EXERCISE BRIEF >>
Repeat each record below exactly as given.

--- start STORED RECORDS ---

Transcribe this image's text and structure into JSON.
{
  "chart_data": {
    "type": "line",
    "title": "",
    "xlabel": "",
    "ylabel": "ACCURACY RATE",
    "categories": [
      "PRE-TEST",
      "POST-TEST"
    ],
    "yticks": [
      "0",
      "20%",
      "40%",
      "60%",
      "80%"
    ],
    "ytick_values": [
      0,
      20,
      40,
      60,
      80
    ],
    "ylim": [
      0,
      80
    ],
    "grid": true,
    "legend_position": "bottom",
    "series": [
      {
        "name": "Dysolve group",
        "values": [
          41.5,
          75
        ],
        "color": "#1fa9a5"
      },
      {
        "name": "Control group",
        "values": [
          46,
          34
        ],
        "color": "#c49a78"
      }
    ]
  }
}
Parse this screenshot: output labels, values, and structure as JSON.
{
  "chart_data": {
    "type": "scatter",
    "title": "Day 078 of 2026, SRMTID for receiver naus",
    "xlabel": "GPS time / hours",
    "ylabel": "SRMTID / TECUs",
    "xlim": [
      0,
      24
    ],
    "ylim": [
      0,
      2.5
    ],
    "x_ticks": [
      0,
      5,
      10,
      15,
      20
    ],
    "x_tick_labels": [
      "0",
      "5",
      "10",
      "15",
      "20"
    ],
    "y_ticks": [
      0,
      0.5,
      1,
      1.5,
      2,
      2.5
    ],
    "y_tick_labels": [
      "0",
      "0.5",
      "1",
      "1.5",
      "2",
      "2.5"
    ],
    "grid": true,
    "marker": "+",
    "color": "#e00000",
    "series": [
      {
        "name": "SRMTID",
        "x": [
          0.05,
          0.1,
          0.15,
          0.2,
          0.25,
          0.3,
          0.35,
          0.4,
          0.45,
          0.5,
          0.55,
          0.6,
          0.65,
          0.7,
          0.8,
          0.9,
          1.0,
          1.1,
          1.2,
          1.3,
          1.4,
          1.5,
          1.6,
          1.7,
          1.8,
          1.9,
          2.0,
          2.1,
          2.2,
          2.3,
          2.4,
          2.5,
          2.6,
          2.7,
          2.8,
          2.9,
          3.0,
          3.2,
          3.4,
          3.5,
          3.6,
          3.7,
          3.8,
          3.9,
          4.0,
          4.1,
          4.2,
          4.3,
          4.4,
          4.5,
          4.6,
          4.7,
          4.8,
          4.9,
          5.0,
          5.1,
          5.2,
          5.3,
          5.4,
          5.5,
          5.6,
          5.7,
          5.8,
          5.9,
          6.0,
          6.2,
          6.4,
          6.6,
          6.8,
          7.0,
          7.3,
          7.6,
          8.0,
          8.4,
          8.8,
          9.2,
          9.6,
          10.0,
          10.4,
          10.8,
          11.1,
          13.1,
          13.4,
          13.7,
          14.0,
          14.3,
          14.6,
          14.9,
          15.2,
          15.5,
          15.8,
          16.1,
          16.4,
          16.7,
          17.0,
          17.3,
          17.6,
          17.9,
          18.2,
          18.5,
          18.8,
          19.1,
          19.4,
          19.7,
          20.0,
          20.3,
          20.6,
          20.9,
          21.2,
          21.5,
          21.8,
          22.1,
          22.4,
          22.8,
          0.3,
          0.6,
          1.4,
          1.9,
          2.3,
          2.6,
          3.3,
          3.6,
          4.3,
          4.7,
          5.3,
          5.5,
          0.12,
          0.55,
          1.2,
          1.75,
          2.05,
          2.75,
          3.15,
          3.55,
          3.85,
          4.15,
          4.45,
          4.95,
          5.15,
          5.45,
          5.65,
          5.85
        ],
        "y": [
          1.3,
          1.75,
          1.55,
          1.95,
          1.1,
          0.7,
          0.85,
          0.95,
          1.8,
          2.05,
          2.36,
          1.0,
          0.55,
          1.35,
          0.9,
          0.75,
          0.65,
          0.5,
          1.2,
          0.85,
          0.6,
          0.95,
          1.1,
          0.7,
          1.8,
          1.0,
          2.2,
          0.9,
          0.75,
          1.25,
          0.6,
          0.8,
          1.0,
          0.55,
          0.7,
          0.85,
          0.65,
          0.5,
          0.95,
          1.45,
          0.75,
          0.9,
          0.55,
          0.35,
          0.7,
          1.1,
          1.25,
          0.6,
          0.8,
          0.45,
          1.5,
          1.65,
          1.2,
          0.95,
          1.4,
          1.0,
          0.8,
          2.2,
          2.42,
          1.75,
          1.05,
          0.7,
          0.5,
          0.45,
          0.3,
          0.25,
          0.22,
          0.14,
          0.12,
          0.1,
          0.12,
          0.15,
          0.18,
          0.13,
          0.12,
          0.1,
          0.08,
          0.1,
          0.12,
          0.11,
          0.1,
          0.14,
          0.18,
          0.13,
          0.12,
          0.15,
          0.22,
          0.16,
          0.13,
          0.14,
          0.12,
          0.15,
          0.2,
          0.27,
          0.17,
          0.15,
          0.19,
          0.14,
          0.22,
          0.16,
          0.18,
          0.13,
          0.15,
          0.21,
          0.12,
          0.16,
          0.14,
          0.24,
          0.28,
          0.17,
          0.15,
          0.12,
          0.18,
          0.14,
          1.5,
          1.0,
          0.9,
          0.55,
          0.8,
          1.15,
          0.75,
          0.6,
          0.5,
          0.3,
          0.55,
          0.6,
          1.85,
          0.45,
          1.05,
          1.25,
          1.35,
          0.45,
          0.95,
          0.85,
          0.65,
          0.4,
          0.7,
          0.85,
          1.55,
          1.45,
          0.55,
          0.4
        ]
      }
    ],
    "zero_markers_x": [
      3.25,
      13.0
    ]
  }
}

--- end STORED RECORDS ---

WRITTEN ANSWER >>
Transcribe this image's text and structure into JSON.
{
  "chart_data": {
    "type": "line",
    "title": "",
    "xlabel": "",
    "ylabel": "ACCURACY RATE",
    "categories": [
      "PRE-TEST",
      "POST-TEST"
    ],
    "yticks": [
      "0",
      "20%",
      "40%",
      "60%",
      "80%"
    ],
    "ytick_values": [
      0,
      20,
      40,
      60,
      80
    ],
    "ylim": [
      0,
      80
    ],
    "grid": true,
    "legend_position": "bottom",
    "series": [
      {
        "name": "Dysolve group",
        "values": [
          41.5,
          75
        ],
        "color": "#1fa9a5"
      },
      {
        "name": "Control group",
        "values": [
          46,
          34
        ],
        "color": "#c49a78"
      }
    ]
  }
}
Parse this screenshot: output labels, values, and structure as JSON.
{
  "chart_data": {
    "type": "scatter",
    "title": "Day 078 of 2026, SRMTID for receiver naus",
    "xlabel": "GPS time / hours",
    "ylabel": "SRMTID / TECUs",
    "xlim": [
      0,
      24
    ],
    "ylim": [
      0,
      2.5
    ],
    "x_ticks": [
      0,
      5,
      10,
      15,
      20
    ],
    "x_tick_labels": [
      "0",
      "5",
      "10",
      "15",
      "20"
    ],
    "y_ticks": [
      0,
      0.5,
      1,
      1.5,
      2,
      2.5
    ],
    "y_tick_labels": [
      "0",
      "0.5",
      "1",
      "1.5",
      "2",
      "2.5"
    ],
    "grid": true,
    "marker": "+",
    "color": "#e00000",
    "series": [
      {
        "name": "SRMTID",
        "x": [
          0.05,
          0.1,
          0.15,
          0.2,
          0.25,
          0.3,
          0.35,
          0.4,
          0.45,
          0.5,
          0.55,
          0.6,
          0.65,
          0.7,
          0.8,
          0.9,
          1.0,
          1.1,
          1.2,
          1.3,
          1.4,
          1.5,
          1.6,
          1.7,
          1.8,
          1.9,
          2.0,
          2.1,
          2.2,
          2.3,
          2.4,
          2.5,
          2.6,
          2.7,
          2.8,
          2.9,
          3.0,
          3.2,
          3.4,
          3.5,
          3.6,
          3.7,
          3.8,
          3.9,
          4.0,
          4.1,
          4.2,
          4.3,
          4.4,
          4.5,
          4.6,
          4.7,
          4.8,
          4.9,
          5.0,
          5.1,
          5.2,
          5.3,
          5.4,
          5.5,
          5.6,
          5.7,
          5.8,
          5.9,
          6.0,
          6.2,
          6.4,
          6.6,
          6.8,
          7.0,
          7.3,
          7.6,
          8.0,
          8.4,
          8.8,
          9.2,
          9.6,
          10.0,
          10.4,
          10.8,
          11.1,
          13.1,
          13.4,
          13.7,
          14.0,
          14.3,
          14.6,
          14.9,
          15.2,
          15.5,
          15.8,
          16.1,
          16.4,
          16.7,
          17.0,
          17.3,
          17.6,
          17.9,
          18.2,
          18.5,
          18.8,
          19.1,
          19.4,
          19.7,
          20.0,
          20.3,
          20.6,
          20.9,
          21.2,
          21.5,
          21.8,
          22.1,
          22.4,
          22.8,
          0.3,
          0.6,
          1.4,
          1.9,
          2.3,
          2.6,
          3.3,
          3.6,
          4.3,
          4.7,
          5.3,
          5.5,
          0.12,
          0.55,
          1.2,
          1.75,
          2.05,
          2.75,
          3.15,
          3.55,
          3.85,
          4.15,
          4.45,
          4.95,
          5.15,
          5.45,
          5.65,
          5.85
        ],
        "y": [
          1.3,
          1.75,
          1.55,
          1.95,
          1.1,
          0.7,
          0.85,
          0.95,
          1.8,
          2.05,
          2.36,
          1.0,
          0.55,
          1.35,
          0.9,
          0.75,
          0.65,
          0.5,
          1.2,
          0.85,
          0.6,
          0.95,
          1.1,
          0.7,
          1.8,
          1.0,
          2.2,
          0.9,
          0.75,
          1.25,
          0.6,
          0.8,
          1.0,
          0.55,
          0.7,
          0.85,
          0.65,
          0.5,
          0.95,
          1.45,
          0.75,
          0.9,
          0.55,
          0.35,
          0.7,
          1.1,
          1.25,
          0.6,
          0.8,
          0.45,
          1.5,
          1.65,
          1.2,
          0.95,
          1.4,
          1.0,
          0.8,
          2.2,
          2.42,
          1.75,
          1.05,
          0.7,
          0.5,
          0.45,
          0.3,
          0.25,
          0.22,
          0.14,
          0.12,
          0.1,
          0.12,
          0.15,
          0.18,
          0.13,
          0.12,
          0.1,
          0.08,
          0.1,
          0.12,
          0.11,
          0.1,
          0.14,
          0.18,
          0.13,
          0.12,
          0.15,
          0.22,
          0.16,
          0.13,
          0.14,
          0.12,
          0.15,
          0.2,
          0.27,
          0.17,
          0.15,
          0.19,
          0.14,
          0.22,
          0.16,
          0.18,
          0.13,
          0.15,
          0.21,
          0.12,
          0.16,
          0.14,
          0.24,
          0.28,
          0.17,
          0.15,
          0.12,
          0.18,
          0.14,
          1.5,
          1.0,
          0.9,
          0.55,
          0.8,
          1.15,
          0.75,
          0.6,
          0.5,
          0.3,
          0.55,
          0.6,
          1.85,
          0.45,
          1.05,
          1.25,
          1.35,
          0.45,
          0.95,
          0.85,
          0.65,
          0.4,
          0.7,
          0.85,
          1.55,
          1.45,
          0.55,
          0.4
        ]
      }
    ],
    "zero_markers_x": [
      3.25,
      13.0
    ]
  }
}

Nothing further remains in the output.